▶ _Problem_
Print the complete set of entries exactly.

▶ _Dataset items_
***

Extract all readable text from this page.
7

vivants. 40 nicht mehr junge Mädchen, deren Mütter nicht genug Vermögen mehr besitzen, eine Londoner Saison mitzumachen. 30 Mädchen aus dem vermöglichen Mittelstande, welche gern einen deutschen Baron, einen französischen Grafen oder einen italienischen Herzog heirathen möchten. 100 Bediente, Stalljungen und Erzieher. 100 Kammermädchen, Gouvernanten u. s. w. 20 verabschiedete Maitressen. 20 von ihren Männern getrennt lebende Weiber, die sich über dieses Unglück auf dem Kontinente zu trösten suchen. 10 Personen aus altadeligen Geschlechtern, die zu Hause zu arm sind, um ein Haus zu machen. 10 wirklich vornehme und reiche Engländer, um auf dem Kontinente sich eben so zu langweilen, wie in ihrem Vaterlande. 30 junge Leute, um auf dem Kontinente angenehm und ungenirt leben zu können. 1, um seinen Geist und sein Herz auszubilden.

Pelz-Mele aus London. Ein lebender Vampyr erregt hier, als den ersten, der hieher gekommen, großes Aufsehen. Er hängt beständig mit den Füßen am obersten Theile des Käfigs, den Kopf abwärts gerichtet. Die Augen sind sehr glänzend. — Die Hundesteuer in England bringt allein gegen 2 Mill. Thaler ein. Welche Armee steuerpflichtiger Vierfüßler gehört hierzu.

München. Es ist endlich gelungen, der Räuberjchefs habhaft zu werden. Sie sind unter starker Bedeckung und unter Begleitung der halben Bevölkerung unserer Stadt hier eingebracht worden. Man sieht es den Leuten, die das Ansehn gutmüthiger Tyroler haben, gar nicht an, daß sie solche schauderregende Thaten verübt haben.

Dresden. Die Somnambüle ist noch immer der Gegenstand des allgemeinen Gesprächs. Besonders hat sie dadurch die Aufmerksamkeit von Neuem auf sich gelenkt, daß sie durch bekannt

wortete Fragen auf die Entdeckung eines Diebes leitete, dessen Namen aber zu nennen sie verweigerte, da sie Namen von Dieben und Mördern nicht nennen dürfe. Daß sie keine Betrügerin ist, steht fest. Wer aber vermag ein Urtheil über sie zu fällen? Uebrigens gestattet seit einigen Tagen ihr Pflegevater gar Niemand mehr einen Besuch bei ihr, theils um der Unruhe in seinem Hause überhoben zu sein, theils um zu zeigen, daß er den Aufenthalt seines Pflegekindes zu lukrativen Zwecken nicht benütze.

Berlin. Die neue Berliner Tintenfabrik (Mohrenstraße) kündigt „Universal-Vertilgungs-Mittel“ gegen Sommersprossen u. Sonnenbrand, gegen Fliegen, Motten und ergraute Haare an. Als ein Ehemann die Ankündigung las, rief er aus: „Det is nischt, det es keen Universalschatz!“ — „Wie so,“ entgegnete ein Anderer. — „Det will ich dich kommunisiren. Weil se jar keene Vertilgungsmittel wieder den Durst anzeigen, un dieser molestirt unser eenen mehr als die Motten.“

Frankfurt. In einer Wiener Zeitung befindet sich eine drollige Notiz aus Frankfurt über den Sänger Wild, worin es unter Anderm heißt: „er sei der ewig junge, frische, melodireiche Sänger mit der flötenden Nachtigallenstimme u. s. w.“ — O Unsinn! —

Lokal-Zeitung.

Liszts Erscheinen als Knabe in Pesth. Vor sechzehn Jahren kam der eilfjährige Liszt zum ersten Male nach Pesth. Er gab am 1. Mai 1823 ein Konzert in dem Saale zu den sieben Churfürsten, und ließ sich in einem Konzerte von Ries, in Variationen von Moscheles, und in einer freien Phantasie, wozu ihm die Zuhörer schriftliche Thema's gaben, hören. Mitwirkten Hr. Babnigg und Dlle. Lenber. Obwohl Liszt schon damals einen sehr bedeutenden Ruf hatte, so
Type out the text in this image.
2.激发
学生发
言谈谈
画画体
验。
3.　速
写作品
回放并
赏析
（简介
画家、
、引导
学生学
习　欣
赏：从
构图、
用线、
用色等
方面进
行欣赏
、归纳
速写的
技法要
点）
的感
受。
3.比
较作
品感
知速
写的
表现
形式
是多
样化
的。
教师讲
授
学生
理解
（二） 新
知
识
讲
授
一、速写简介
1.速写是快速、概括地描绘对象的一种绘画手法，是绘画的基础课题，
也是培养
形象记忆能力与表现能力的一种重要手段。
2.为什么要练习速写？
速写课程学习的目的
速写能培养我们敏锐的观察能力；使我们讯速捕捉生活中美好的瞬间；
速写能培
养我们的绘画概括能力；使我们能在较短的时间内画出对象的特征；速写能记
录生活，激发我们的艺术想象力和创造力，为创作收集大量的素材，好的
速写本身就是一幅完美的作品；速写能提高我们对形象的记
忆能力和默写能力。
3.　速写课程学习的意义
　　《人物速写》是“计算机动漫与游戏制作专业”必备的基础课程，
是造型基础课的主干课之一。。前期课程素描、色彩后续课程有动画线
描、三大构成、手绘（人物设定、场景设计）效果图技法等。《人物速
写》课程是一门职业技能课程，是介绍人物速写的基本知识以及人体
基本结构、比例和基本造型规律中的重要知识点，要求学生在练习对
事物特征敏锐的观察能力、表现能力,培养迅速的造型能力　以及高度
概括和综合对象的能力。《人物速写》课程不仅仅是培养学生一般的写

***

▶ _Final result_
Extract all readable text from this page.
7

vivants. 40 nicht mehr junge Mädchen, deren Mütter nicht genug Vermögen mehr besitzen, eine Londoner Saison mitzumachen. 30 Mädchen aus dem vermöglichen Mittelstande, welche gern einen deutschen Baron, einen französischen Grafen oder einen italienischen Herzog heirathen möchten. 100 Bediente, Stalljungen und Erzieher. 100 Kammermädchen, Gouvernanten u. s. w. 20 verabschiedete Maitressen. 20 von ihren Männern getrennt lebende Weiber, die sich über dieses Unglück auf dem Kontinente zu trösten suchen. 10 Personen aus altadeligen Geschlechtern, die zu Hause zu arm sind, um ein Haus zu machen. 10 wirklich vornehme und reiche Engländer, um auf dem Kontinente sich eben so zu langweilen, wie in ihrem Vaterlande. 30 junge Leute, um auf dem Kontinente angenehm und ungenirt leben zu können. 1, um seinen Geist und sein Herz auszubilden.

Pelz-Mele aus London. Ein lebender Vampyr erregt hier, als den ersten, der hieher gekommen, großes Aufsehen. Er hängt beständig mit den Füßen am obersten Theile des Käfigs, den Kopf abwärts gerichtet. Die Augen sind sehr glänzend. — Die Hundesteuer in England bringt allein gegen 2 Mill. Thaler ein. Welche Armee steuerpflichtiger Vierfüßler gehört hierzu.

München. Es ist endlich gelungen, der Räuberjchefs habhaft zu werden. Sie sind unter starker Bedeckung und unter Begleitung der halben Bevölkerung unserer Stadt hier eingebracht worden. Man sieht es den Leuten, die das Ansehn gutmüthiger Tyroler haben, gar nicht an, daß sie solche schauderregende Thaten verübt haben.

Dresden. Die Somnambüle ist noch immer der Gegenstand des allgemeinen Gesprächs. Besonders hat sie dadurch die Aufmerksamkeit von Neuem auf sich gelenkt, daß sie durch bekannt

wortete Fragen auf die Entdeckung eines Diebes leitete, dessen Namen aber zu nennen sie verweigerte, da sie Namen von Dieben und Mördern nicht nennen dürfe. Daß sie keine Betrügerin ist, steht fest. Wer aber vermag ein Urtheil über sie zu fällen? Uebrigens gestattet seit einigen Tagen ihr Pflegevater gar Niemand mehr einen Besuch bei ihr, theils um der Unruhe in seinem Hause überhoben zu sein, theils um zu zeigen, daß er den Aufenthalt seines Pflegekindes zu lukrativen Zwecken nicht benütze.

Berlin. Die neue Berliner Tintenfabrik (Mohrenstraße) kündigt „Universal-Vertilgungs-Mittel“ gegen Sommersprossen u. Sonnenbrand, gegen Fliegen, Motten und ergraute Haare an. Als ein Ehemann die Ankündigung las, rief er aus: „Det is nischt, det es keen Universalschatz!“ — „Wie so,“ entgegnete ein Anderer. — „Det will ich dich kommunisiren. Weil se jar keene Vertilgungsmittel wieder den Durst anzeigen, un dieser molestirt unser eenen mehr als die Motten.“

Frankfurt. In einer Wiener Zeitung befindet sich eine drollige Notiz aus Frankfurt über den Sänger Wild, worin es unter Anderm heißt: „er sei der ewig junge, frische, melodireiche Sänger mit der flötenden Nachtigallenstimme u. s. w.“ — O Unsinn! —

Lokal-Zeitung.

Liszts Erscheinen als Knabe in Pesth. Vor sechzehn Jahren kam der eilfjährige Liszt zum ersten Male nach Pesth. Er gab am 1. Mai 1823 ein Konzert in dem Saale zu den sieben Churfürsten, und ließ sich in einem Konzerte von Ries, in Variationen von Moscheles, und in einer freien Phantasie, wozu ihm die Zuhörer schriftliche Thema's gaben, hören. Mitwirkten Hr. Babnigg und Dlle. Lenber. Obwohl Liszt schon damals einen sehr bedeutenden Ruf hatte, so
Type out the text in this image.
2.激发
学生发
言谈谈
画画体
验。
3.　速
写作品
回放并
赏析
（简介
画家、
、引导
学生学
习　欣
赏：从
构图、
用线、
用色等
方面进
行欣赏
、归纳
速写的
技法要
点）
的感
受。
3.比
较作
品感
知速
写的
表现
形式
是多
样化
的。
教师讲
授
学生
理解
（二） 新
知
识
讲
授
一、速写简介
1.速写是快速、概括地描绘对象的一种绘画手法，是绘画的基础课题，
也是培养
形象记忆能力与表现能力的一种重要手段。
2.为什么要练习速写？
速写课程学习的目的
速写能培养我们敏锐的观察能力；使我们讯速捕捉生活中美好的瞬间；
速写能培
养我们的绘画概括能力；使我们能在较短的时间内画出对象的特征；速写能记
录生活，激发我们的艺术想象力和创造力，为创作收集大量的素材，好的
速写本身就是一幅完美的作品；速写能提高我们对形象的记
忆能力和默写能力。
3.　速写课程学习的意义
　　《人物速写》是“计算机动漫与游戏制作专业”必备的基础课程，
是造型基础课的主干课之一。。前期课程素描、色彩后续课程有动画线
描、三大构成、手绘（人物设定、场景设计）效果图技法等。《人物速
写》课程是一门职业技能课程，是介绍人物速写的基本知识以及人体
基本结构、比例和基本造型规律中的重要知识点，要求学生在练习对
事物特征敏锐的观察能力、表现能力,培养迅速的造型能力　以及高度
概括和综合对象的能力。《人物速写》课程不仅仅是培养学生一般的写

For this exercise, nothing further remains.